» **Given problem**
Check each line of the records below and collect those holding "JSON".

--- START ---

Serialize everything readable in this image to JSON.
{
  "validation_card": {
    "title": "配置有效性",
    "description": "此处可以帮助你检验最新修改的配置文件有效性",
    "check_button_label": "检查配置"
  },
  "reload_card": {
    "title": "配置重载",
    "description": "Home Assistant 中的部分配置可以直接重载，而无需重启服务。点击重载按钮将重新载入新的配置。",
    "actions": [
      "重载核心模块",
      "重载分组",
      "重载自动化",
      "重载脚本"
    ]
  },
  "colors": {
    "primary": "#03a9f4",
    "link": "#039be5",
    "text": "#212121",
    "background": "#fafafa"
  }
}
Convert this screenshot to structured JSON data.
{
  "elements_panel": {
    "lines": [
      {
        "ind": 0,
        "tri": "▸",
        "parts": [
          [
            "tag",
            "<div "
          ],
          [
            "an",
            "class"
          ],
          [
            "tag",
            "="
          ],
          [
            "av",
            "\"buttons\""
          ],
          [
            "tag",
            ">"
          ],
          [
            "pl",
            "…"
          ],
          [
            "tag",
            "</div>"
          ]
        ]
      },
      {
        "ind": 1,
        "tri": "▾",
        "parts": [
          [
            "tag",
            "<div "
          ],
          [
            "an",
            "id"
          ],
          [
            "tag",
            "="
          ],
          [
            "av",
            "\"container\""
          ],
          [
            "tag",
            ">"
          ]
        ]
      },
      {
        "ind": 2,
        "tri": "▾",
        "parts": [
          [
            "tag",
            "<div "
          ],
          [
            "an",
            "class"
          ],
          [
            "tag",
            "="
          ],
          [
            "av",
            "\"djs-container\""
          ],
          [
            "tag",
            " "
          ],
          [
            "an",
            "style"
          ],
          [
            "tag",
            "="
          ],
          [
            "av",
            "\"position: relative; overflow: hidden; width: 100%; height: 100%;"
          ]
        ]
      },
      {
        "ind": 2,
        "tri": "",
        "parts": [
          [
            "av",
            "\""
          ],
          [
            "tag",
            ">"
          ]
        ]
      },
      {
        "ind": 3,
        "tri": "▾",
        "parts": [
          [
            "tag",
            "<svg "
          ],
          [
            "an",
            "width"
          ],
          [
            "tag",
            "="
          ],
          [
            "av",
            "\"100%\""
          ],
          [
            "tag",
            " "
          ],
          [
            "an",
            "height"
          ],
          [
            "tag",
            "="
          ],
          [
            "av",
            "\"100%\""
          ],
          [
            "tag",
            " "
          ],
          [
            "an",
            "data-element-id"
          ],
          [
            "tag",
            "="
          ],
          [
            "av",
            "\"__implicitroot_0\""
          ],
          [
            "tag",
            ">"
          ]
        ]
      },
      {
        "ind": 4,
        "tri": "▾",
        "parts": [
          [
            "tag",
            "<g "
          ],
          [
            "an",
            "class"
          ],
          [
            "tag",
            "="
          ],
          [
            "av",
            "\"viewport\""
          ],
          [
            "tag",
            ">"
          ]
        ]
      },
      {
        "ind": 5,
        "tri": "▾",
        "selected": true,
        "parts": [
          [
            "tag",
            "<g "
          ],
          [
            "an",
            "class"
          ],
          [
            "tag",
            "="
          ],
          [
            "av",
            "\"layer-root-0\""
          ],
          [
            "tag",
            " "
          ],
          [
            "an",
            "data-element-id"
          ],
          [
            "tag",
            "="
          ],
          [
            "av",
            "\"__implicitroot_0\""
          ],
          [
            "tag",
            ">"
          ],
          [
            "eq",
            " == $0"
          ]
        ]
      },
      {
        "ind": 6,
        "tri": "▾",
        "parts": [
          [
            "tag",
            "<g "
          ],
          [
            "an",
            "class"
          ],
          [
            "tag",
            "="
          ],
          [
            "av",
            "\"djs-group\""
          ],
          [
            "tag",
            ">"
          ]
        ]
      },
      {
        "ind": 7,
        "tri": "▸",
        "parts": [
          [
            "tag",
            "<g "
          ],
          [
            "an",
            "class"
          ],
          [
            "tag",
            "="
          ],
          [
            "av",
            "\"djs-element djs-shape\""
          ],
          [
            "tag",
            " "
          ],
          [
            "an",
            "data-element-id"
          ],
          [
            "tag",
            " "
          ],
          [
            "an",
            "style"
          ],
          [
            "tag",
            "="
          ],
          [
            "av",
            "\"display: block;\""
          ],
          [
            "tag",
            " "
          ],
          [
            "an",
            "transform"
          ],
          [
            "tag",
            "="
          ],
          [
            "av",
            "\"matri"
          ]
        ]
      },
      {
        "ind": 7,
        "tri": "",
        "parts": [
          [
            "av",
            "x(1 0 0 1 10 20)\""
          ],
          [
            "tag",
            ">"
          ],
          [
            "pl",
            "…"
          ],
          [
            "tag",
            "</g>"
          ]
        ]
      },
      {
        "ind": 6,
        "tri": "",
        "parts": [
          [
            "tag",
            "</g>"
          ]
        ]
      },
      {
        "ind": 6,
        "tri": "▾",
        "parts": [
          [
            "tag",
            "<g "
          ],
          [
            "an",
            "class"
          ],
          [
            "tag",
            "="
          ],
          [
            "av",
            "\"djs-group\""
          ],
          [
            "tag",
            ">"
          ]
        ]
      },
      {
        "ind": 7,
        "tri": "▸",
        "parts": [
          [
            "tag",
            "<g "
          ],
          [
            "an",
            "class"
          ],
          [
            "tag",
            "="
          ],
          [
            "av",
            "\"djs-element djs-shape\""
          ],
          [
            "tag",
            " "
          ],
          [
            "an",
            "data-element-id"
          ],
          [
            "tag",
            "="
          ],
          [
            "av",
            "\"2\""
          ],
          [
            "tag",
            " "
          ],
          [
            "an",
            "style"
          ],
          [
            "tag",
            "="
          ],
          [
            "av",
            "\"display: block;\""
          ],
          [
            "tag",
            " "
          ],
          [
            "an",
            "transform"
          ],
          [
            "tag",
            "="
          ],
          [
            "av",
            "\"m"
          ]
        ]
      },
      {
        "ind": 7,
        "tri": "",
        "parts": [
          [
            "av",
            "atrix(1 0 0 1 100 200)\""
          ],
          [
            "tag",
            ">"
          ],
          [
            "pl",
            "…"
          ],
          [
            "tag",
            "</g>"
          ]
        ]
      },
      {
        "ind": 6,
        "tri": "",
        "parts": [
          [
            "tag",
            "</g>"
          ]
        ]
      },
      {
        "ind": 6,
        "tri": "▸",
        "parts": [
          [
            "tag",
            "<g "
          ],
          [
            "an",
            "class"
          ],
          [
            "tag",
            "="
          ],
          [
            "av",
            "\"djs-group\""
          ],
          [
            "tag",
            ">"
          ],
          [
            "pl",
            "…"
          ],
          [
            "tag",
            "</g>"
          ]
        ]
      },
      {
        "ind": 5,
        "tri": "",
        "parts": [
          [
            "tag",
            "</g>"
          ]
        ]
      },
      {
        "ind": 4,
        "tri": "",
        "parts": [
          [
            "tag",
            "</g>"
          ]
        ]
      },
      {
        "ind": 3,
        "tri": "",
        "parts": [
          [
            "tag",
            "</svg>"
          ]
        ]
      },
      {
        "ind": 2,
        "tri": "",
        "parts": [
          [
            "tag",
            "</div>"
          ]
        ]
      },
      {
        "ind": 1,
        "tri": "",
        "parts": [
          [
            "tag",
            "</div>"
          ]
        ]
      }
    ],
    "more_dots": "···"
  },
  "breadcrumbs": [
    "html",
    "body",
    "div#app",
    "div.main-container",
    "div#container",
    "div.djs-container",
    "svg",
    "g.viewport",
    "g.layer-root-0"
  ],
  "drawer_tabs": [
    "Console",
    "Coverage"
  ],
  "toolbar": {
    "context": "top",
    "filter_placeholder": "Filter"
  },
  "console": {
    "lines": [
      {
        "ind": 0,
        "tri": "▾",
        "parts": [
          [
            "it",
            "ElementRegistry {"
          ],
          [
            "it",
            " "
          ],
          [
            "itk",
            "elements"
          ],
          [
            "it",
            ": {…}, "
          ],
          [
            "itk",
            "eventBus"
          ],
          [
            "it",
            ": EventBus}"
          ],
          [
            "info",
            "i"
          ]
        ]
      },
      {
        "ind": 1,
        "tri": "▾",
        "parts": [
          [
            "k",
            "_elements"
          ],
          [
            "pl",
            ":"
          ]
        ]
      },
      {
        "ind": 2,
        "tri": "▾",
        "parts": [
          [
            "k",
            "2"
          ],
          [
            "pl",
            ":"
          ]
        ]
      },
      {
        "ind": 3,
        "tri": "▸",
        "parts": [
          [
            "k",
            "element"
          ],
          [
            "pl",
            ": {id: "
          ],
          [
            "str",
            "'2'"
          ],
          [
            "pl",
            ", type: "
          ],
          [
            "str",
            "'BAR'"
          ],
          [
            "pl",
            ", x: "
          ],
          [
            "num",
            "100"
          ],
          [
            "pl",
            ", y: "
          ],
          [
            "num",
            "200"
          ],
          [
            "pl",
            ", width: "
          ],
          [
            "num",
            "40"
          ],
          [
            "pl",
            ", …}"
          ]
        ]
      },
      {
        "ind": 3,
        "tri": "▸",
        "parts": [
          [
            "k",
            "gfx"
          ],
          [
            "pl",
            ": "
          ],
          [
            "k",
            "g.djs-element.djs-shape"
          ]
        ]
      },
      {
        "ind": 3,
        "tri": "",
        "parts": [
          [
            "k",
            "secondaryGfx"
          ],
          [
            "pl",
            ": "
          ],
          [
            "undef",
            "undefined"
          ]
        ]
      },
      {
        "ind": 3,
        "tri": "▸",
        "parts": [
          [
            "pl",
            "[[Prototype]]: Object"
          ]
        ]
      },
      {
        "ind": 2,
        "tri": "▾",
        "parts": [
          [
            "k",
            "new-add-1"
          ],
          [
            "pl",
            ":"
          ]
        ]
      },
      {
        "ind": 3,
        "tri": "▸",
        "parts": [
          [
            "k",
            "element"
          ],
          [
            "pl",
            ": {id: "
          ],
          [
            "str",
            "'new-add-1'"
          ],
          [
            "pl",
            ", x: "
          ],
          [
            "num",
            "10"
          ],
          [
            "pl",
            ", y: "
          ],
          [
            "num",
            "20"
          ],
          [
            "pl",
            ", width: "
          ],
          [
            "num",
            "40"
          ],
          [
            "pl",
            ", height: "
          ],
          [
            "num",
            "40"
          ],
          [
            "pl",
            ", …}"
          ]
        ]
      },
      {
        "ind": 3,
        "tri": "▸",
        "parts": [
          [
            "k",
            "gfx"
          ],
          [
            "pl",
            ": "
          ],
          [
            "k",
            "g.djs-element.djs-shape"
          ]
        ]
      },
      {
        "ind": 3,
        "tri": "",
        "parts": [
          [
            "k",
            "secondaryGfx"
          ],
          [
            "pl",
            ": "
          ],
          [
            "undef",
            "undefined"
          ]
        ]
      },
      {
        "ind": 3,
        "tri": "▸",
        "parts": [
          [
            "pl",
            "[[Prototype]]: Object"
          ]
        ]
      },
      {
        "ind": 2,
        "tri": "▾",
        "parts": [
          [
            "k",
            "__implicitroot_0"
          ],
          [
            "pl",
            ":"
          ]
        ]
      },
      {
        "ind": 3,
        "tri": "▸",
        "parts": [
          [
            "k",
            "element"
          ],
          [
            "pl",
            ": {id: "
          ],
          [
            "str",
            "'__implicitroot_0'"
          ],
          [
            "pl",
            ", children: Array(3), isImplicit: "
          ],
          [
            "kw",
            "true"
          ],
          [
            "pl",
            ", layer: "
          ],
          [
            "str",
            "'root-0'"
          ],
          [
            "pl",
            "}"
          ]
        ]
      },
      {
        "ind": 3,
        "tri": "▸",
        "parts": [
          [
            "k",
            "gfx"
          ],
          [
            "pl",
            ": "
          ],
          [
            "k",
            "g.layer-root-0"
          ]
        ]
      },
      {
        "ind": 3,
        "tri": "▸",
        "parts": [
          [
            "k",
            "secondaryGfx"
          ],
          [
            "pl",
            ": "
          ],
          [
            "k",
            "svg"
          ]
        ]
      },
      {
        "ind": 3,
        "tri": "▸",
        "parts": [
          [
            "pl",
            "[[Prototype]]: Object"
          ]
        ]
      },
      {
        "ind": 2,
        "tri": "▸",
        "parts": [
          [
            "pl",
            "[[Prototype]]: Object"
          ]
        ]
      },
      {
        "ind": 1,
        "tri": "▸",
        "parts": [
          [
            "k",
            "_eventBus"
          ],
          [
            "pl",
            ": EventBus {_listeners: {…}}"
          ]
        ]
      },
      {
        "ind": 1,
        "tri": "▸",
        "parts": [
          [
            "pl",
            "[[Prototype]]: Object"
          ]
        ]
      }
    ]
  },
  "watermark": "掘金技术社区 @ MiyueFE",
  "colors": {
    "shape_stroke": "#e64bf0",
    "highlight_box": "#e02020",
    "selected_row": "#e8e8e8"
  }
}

--- END ---

» **Answer to the exercise**
Serialize everything readable in this image to JSON.
Convert this screenshot to structured JSON data.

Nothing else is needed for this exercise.